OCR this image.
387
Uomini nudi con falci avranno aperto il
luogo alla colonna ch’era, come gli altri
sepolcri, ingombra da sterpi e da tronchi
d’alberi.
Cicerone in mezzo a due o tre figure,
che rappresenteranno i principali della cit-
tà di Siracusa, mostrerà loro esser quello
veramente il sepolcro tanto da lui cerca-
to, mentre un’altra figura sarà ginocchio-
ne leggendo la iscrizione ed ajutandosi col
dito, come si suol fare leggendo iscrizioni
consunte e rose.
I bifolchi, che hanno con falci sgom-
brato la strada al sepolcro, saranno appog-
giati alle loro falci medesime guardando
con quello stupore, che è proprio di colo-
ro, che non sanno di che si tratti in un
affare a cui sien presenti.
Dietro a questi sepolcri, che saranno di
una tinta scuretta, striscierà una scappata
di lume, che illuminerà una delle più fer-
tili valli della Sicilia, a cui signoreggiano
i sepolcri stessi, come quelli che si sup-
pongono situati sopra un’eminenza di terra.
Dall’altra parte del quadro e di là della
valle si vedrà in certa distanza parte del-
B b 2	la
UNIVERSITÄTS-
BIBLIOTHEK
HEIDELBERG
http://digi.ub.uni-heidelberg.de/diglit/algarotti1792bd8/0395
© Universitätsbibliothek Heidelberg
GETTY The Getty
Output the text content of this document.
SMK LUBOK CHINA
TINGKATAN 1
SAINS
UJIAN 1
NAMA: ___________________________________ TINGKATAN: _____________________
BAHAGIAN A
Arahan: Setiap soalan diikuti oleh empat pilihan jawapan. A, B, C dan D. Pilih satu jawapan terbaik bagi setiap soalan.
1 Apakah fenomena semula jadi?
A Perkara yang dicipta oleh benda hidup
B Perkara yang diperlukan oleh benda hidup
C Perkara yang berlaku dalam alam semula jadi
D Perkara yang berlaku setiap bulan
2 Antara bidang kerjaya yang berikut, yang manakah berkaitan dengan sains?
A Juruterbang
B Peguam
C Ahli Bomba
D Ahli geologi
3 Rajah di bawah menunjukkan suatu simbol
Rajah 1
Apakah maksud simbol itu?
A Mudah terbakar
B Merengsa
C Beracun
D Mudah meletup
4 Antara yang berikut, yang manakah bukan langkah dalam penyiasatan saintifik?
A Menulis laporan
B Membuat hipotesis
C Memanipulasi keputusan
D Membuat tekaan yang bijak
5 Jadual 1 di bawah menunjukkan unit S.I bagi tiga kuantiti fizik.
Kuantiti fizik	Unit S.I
★ ★ ★ ★ ★
Exercise prompt >> Each line that holds the word "parte" should be extracted from the records.

Answer for this exercise >>
Dall’altra parte del quadro e di là della
valle si vedrà in certa distanza parte del-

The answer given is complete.